**Problem description**
Repeat the data verbatim.

• • • •

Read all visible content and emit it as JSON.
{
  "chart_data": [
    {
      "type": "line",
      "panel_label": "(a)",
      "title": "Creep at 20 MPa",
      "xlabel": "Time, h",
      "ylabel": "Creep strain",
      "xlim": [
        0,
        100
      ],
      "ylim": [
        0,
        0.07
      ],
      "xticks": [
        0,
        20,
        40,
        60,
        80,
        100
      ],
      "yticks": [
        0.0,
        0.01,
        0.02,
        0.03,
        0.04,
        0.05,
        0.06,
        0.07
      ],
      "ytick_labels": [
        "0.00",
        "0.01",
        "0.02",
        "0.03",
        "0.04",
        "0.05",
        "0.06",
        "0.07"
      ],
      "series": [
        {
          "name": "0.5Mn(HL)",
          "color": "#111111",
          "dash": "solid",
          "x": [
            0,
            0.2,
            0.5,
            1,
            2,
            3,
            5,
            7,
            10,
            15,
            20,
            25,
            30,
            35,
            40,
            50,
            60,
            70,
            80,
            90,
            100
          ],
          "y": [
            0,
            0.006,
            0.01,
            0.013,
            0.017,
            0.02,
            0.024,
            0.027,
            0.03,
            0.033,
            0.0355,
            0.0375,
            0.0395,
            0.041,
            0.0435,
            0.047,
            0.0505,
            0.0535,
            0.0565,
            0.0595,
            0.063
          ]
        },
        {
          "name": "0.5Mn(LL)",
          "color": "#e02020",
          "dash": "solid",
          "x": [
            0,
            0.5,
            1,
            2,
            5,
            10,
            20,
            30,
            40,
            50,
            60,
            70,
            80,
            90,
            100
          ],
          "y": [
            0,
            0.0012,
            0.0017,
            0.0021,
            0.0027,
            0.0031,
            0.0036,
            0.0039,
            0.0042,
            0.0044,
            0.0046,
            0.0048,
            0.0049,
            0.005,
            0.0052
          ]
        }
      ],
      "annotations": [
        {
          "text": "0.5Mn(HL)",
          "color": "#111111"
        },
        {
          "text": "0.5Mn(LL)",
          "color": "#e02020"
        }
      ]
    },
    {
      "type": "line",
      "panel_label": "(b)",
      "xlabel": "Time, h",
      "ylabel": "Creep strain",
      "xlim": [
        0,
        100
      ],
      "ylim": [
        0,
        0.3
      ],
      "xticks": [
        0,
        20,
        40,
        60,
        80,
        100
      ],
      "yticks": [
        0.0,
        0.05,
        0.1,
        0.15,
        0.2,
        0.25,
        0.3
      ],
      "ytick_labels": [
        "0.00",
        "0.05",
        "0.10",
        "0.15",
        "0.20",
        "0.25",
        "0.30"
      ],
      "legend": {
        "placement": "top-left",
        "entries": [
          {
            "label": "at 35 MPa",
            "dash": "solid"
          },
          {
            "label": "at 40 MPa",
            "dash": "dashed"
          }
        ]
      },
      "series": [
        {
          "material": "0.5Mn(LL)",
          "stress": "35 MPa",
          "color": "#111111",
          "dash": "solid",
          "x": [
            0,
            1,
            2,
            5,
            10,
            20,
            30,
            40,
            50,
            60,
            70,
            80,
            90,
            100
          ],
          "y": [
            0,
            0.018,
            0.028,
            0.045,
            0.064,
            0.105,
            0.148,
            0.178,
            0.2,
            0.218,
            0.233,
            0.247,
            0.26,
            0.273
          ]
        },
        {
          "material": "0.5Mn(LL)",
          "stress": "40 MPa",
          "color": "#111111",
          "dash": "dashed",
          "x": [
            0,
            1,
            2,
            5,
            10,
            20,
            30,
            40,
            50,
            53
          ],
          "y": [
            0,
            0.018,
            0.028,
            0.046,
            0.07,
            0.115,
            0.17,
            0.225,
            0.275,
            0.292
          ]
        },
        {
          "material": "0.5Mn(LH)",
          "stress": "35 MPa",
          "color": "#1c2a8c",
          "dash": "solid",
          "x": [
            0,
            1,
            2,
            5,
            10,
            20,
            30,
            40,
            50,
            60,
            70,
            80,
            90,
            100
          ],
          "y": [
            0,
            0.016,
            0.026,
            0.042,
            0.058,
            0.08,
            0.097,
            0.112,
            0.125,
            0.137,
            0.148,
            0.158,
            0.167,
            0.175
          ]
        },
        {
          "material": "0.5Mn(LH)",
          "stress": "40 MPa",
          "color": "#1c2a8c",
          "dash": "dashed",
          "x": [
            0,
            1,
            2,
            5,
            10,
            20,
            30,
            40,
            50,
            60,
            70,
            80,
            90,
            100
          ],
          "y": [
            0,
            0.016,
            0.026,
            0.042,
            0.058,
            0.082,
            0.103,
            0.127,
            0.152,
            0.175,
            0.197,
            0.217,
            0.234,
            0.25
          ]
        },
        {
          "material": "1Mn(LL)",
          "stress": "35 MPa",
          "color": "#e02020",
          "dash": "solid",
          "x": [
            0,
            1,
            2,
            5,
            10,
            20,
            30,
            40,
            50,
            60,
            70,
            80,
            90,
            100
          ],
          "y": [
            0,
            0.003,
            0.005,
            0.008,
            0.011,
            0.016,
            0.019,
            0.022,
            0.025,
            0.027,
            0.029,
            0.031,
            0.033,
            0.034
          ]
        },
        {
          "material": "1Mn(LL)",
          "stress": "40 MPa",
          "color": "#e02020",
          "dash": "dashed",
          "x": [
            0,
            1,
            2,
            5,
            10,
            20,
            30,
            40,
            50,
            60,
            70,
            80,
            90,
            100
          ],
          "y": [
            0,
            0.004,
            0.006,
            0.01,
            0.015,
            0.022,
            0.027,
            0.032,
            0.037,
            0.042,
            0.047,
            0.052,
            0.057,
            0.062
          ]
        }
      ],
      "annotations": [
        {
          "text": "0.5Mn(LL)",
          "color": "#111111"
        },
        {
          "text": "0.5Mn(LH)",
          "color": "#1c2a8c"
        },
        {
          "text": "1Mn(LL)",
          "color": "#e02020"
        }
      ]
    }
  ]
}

• • • •

**Solved exercise**
Read all visible content and emit it as JSON.
{
  "chart_data": [
    {
      "type": "line",
      "panel_label": "(a)",
      "title": "Creep at 20 MPa",
      "xlabel": "Time, h",
      "ylabel": "Creep strain",
      "xlim": [
        0,
        100
      ],
      "ylim": [
        0,
        0.07
      ],
      "xticks": [
        0,
        20,
        40,
        60,
        80,
        100
      ],
      "yticks": [
        0.0,
        0.01,
        0.02,
        0.03,
        0.04,
        0.05,
        0.06,
        0.07
      ],
      "ytick_labels": [
        "0.00",
        "0.01",
        "0.02",
        "0.03",
        "0.04",
        "0.05",
        "0.06",
        "0.07"
      ],
      "series": [
        {
          "name": "0.5Mn(HL)",
          "color": "#111111",
          "dash": "solid",
          "x": [
            0,
            0.2,
            0.5,
            1,
            2,
            3,
            5,
            7,
            10,
            15,
            20,
            25,
            30,
            35,
            40,
            50,
            60,
            70,
            80,
            90,
            100
          ],
          "y": [
            0,
            0.006,
            0.01,
            0.013,
            0.017,
            0.02,
            0.024,
            0.027,
            0.03,
            0.033,
            0.0355,
            0.0375,
            0.0395,
            0.041,
            0.0435,
            0.047,
            0.0505,
            0.0535,
            0.0565,
            0.0595,
            0.063
          ]
        },
        {
          "name": "0.5Mn(LL)",
          "color": "#e02020",
          "dash": "solid",
          "x": [
            0,
            0.5,
            1,
            2,
            5,
            10,
            20,
            30,
            40,
            50,
            60,
            70,
            80,
            90,
            100
          ],
          "y": [
            0,
            0.0012,
            0.0017,
            0.0021,
            0.0027,
            0.0031,
            0.0036,
            0.0039,
            0.0042,
            0.0044,
            0.0046,
            0.0048,
            0.0049,
            0.005,
            0.0052
          ]
        }
      ],
      "annotations": [
        {
          "text": "0.5Mn(HL)",
          "color": "#111111"
        },
        {
          "text": "0.5Mn(LL)",
          "color": "#e02020"
        }
      ]
    },
    {
      "type": "line",
      "panel_label": "(b)",
      "xlabel": "Time, h",
      "ylabel": "Creep strain",
      "xlim": [
        0,
        100
      ],
      "ylim": [
        0,
        0.3
      ],
      "xticks": [
        0,
        20,
        40,
        60,
        80,
        100
      ],
      "yticks": [
        0.0,
        0.05,
        0.1,
        0.15,
        0.2,
        0.25,
        0.3
      ],
      "ytick_labels": [
        "0.00",
        "0.05",
        "0.10",
        "0.15",
        "0.20",
        "0.25",
        "0.30"
      ],
      "legend": {
        "placement": "top-left",
        "entries": [
          {
            "label": "at 35 MPa",
            "dash": "solid"
          },
          {
            "label": "at 40 MPa",
            "dash": "dashed"
          }
        ]
      },
      "series": [
        {
          "material": "0.5Mn(LL)",
          "stress": "35 MPa",
          "color": "#111111",
          "dash": "solid",
          "x": [
            0,
            1,
            2,
            5,
            10,
            20,
            30,
            40,
            50,
            60,
            70,
            80,
            90,
            100
          ],
          "y": [
            0,
            0.018,
            0.028,
            0.045,
            0.064,
            0.105,
            0.148,
            0.178,
            0.2,
            0.218,
            0.233,
            0.247,
            0.26,
            0.273
          ]
        },
        {
          "material": "0.5Mn(LL)",
          "stress": "40 MPa",
          "color": "#111111",
          "dash": "dashed",
          "x": [
            0,
            1,
            2,
            5,
            10,
            20,
            30,
            40,
            50,
            53
          ],
          "y": [
            0,
            0.018,
            0.028,
            0.046,
            0.07,
            0.115,
            0.17,
            0.225,
            0.275,
            0.292
          ]
        },
        {
          "material": "0.5Mn(LH)",
          "stress": "35 MPa",
          "color": "#1c2a8c",
          "dash": "solid",
          "x": [
            0,
            1,
            2,
            5,
            10,
            20,
            30,
            40,
            50,
            60,
            70,
            80,
            90,
            100
          ],
          "y": [
            0,
            0.016,
            0.026,
            0.042,
            0.058,
            0.08,
            0.097,
            0.112,
            0.125,
            0.137,
            0.148,
            0.158,
            0.167,
            0.175
          ]
        },
        {
          "material": "0.5Mn(LH)",
          "stress": "40 MPa",
          "color": "#1c2a8c",
          "dash": "dashed",
          "x": [
            0,
            1,
            2,
            5,
            10,
            20,
            30,
            40,
            50,
            60,
            70,
            80,
            90,
            100
          ],
          "y": [
            0,
            0.016,
            0.026,
            0.042,
            0.058,
            0.082,
            0.103,
            0.127,
            0.152,
            0.175,
            0.197,
            0.217,
            0.234,
            0.25
          ]
        },
        {
          "material": "1Mn(LL)",
          "stress": "35 MPa",
          "color": "#e02020",
          "dash": "solid",
          "x": [
            0,
            1,
            2,
            5,
            10,
            20,
            30,
            40,
            50,
            60,
            70,
            80,
            90,
            100
          ],
          "y": [
            0,
            0.003,
            0.005,
            0.008,
            0.011,
            0.016,
            0.019,
            0.022,
            0.025,
            0.027,
            0.029,
            0.031,
            0.033,
            0.034
          ]
        },
        {
          "material": "1Mn(LL)",
          "stress": "40 MPa",
          "color": "#e02020",
          "dash": "dashed",
          "x": [
            0,
            1,
            2,
            5,
            10,
            20,
            30,
            40,
            50,
            60,
            70,
            80,
            90,
            100
          ],
          "y": [
            0,
            0.004,
            0.006,
            0.01,
            0.015,
            0.022,
            0.027,
            0.032,
            0.037,
            0.042,
            0.047,
            0.052,
            0.057,
            0.062
          ]
        }
      ],
      "annotations": [
        {
          "text": "0.5Mn(LL)",
          "color": "#111111"
        },
        {
          "text": "0.5Mn(LH)",
          "color": "#1c2a8c"
        },
        {
          "text": "1Mn(LL)",
          "color": "#e02020"
        }
      ]
    }
  ]
}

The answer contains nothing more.